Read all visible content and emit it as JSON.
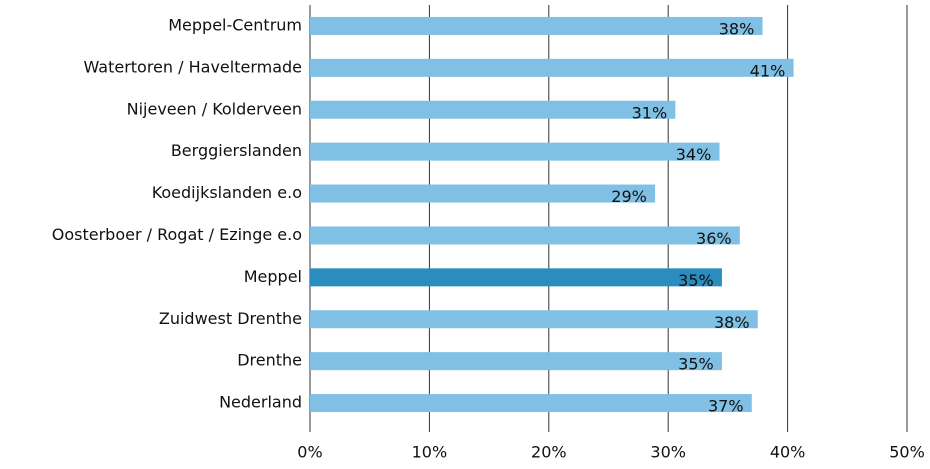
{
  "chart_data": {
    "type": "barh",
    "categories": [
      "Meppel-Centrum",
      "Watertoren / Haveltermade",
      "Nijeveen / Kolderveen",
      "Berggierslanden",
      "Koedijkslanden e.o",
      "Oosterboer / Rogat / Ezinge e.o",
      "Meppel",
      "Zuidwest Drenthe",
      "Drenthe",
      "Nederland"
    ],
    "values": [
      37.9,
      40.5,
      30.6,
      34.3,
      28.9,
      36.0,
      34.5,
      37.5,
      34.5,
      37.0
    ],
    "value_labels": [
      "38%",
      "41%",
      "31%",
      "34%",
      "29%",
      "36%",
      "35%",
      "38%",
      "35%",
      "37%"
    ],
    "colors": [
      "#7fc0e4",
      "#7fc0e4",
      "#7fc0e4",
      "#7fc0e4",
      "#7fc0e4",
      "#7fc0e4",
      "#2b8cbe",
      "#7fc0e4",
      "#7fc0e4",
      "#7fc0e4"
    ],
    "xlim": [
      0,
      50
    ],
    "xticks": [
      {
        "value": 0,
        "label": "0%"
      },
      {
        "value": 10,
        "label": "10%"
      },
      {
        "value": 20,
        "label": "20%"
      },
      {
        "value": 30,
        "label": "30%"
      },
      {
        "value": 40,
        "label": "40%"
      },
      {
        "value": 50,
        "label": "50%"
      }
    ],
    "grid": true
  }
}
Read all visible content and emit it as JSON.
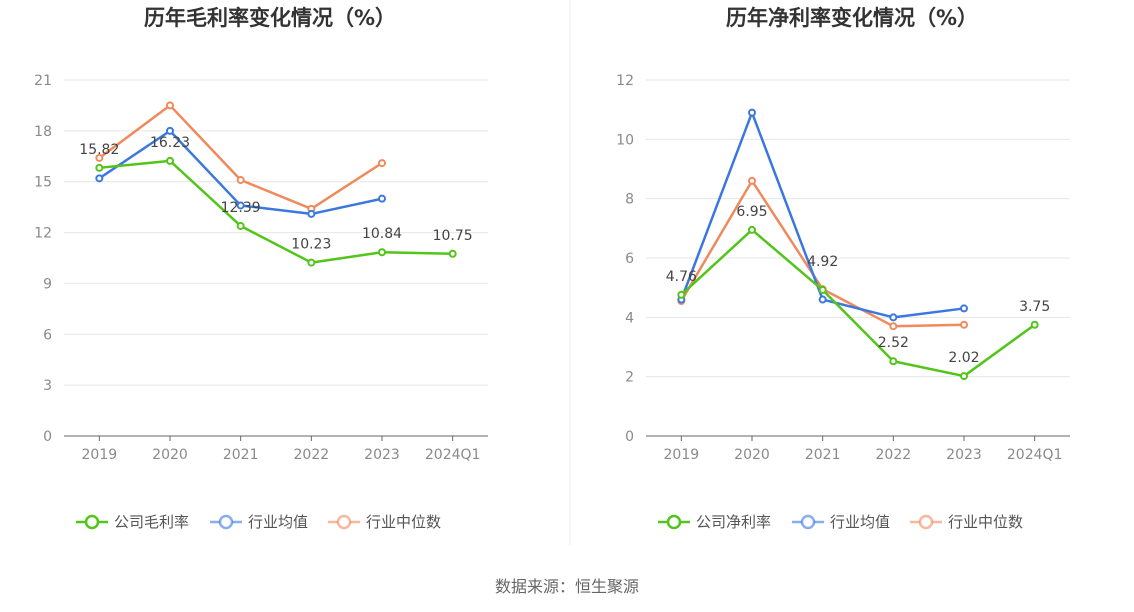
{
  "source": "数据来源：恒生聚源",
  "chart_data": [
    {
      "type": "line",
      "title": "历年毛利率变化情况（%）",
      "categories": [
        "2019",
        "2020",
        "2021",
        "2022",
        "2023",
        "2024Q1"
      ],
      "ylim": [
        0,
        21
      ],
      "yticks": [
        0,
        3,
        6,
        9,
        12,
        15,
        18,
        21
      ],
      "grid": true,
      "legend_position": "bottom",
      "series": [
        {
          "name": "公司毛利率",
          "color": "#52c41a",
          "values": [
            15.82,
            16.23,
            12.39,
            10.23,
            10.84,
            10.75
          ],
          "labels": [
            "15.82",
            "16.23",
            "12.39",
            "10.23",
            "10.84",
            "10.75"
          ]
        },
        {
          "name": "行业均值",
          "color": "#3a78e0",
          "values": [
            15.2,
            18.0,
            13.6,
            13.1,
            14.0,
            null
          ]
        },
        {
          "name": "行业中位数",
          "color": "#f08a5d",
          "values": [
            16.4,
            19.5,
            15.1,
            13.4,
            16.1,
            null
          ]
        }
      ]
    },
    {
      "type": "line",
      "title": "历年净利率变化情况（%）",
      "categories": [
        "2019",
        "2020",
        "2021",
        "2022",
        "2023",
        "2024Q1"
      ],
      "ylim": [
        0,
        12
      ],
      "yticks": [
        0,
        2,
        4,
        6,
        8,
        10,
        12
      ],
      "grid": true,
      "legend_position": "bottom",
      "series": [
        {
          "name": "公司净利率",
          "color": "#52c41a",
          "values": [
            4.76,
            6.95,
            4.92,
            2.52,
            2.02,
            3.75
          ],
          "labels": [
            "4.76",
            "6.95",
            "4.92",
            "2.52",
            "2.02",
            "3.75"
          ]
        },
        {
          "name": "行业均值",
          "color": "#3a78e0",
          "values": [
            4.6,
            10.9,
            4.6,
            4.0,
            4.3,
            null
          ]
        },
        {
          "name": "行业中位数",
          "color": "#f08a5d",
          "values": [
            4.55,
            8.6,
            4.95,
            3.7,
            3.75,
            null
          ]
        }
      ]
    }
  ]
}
——————
# What the task asks
Images should not appear in the copy; retype the listing above exactly.

# Exercise solution
Read all visible content and emit it as JSON.
{
  "chart_data": {
    "type": "barh",
    "categories": [
      "Meppel-Centrum",
      "Watertoren / Haveltermade",
      "Nijeveen / Kolderveen",
      "Berggierslanden",
      "Koedijkslanden e.o",
      "Oosterboer / Rogat / Ezinge e.o",
      "Meppel",
      "Zuidwest Drenthe",
      "Drenthe",
      "Nederland"
    ],
    "values": [
      37.9,
      40.5,
      30.6,
      34.3,
      28.9,
      36.0,
      34.5,
      37.5,
      34.5,
      37.0
    ],
    "value_labels": [
      "38%",
      "41%",
      "31%",
      "34%",
      "29%",
      "36%",
      "35%",
      "38%",
      "35%",
      "37%"
    ],
    "colors": [
      "#7fc0e4",
      "#7fc0e4",
      "#7fc0e4",
      "#7fc0e4",
      "#7fc0e4",
      "#7fc0e4",
      "#2b8cbe",
      "#7fc0e4",
      "#7fc0e4",
      "#7fc0e4"
    ],
    "xlim": [
      0,
      50
    ],
    "xticks": [
      {
        "value": 0,
        "label": "0%"
      },
      {
        "value": 10,
        "label": "10%"
      },
      {
        "value": 20,
        "label": "20%"
      },
      {
        "value": 30,
        "label": "30%"
      },
      {
        "value": 40,
        "label": "40%"
      },
      {
        "value": 50,
        "label": "50%"
      }
    ],
    "grid": true
  }
}
Read all visible content and emit it as JSON.
{
  "source": "数据来源：恒生聚源",
  "chart_data": [
    {
      "type": "line",
      "title": "历年毛利率变化情况（%）",
      "categories": [
        "2019",
        "2020",
        "2021",
        "2022",
        "2023",
        "2024Q1"
      ],
      "ylim": [
        0,
        21
      ],
      "yticks": [
        0,
        3,
        6,
        9,
        12,
        15,
        18,
        21
      ],
      "grid": true,
      "legend_position": "bottom",
      "series": [
        {
          "name": "公司毛利率",
          "color": "#52c41a",
          "values": [
            15.82,
            16.23,
            12.39,
            10.23,
            10.84,
            10.75
          ],
          "labels": [
            "15.82",
            "16.23",
            "12.39",
            "10.23",
            "10.84",
            "10.75"
          ]
        },
        {
          "name": "行业均值",
          "color": "#3a78e0",
          "values": [
            15.2,
            18.0,
            13.6,
            13.1,
            14.0,
            null
          ]
        },
        {
          "name": "行业中位数",
          "color": "#f08a5d",
          "values": [
            16.4,
            19.5,
            15.1,
            13.4,
            16.1,
            null
          ]
        }
      ]
    },
    {
      "type": "line",
      "title": "历年净利率变化情况（%）",
      "categories": [
        "2019",
        "2020",
        "2021",
        "2022",
        "2023",
        "2024Q1"
      ],
      "ylim": [
        0,
        12
      ],
      "yticks": [
        0,
        2,
        4,
        6,
        8,
        10,
        12
      ],
      "grid": true,
      "legend_position": "bottom",
      "series": [
        {
          "name": "公司净利率",
          "color": "#52c41a",
          "values": [
            4.76,
            6.95,
            4.92,
            2.52,
            2.02,
            3.75
          ],
          "labels": [
            "4.76",
            "6.95",
            "4.92",
            "2.52",
            "2.02",
            "3.75"
          ]
        },
        {
          "name": "行业均值",
          "color": "#3a78e0",
          "values": [
            4.6,
            10.9,
            4.6,
            4.0,
            4.3,
            null
          ]
        },
        {
          "name": "行业中位数",
          "color": "#f08a5d",
          "values": [
            4.55,
            8.6,
            4.95,
            3.7,
            3.75,
            null
          ]
        }
      ]
    }
  ]
}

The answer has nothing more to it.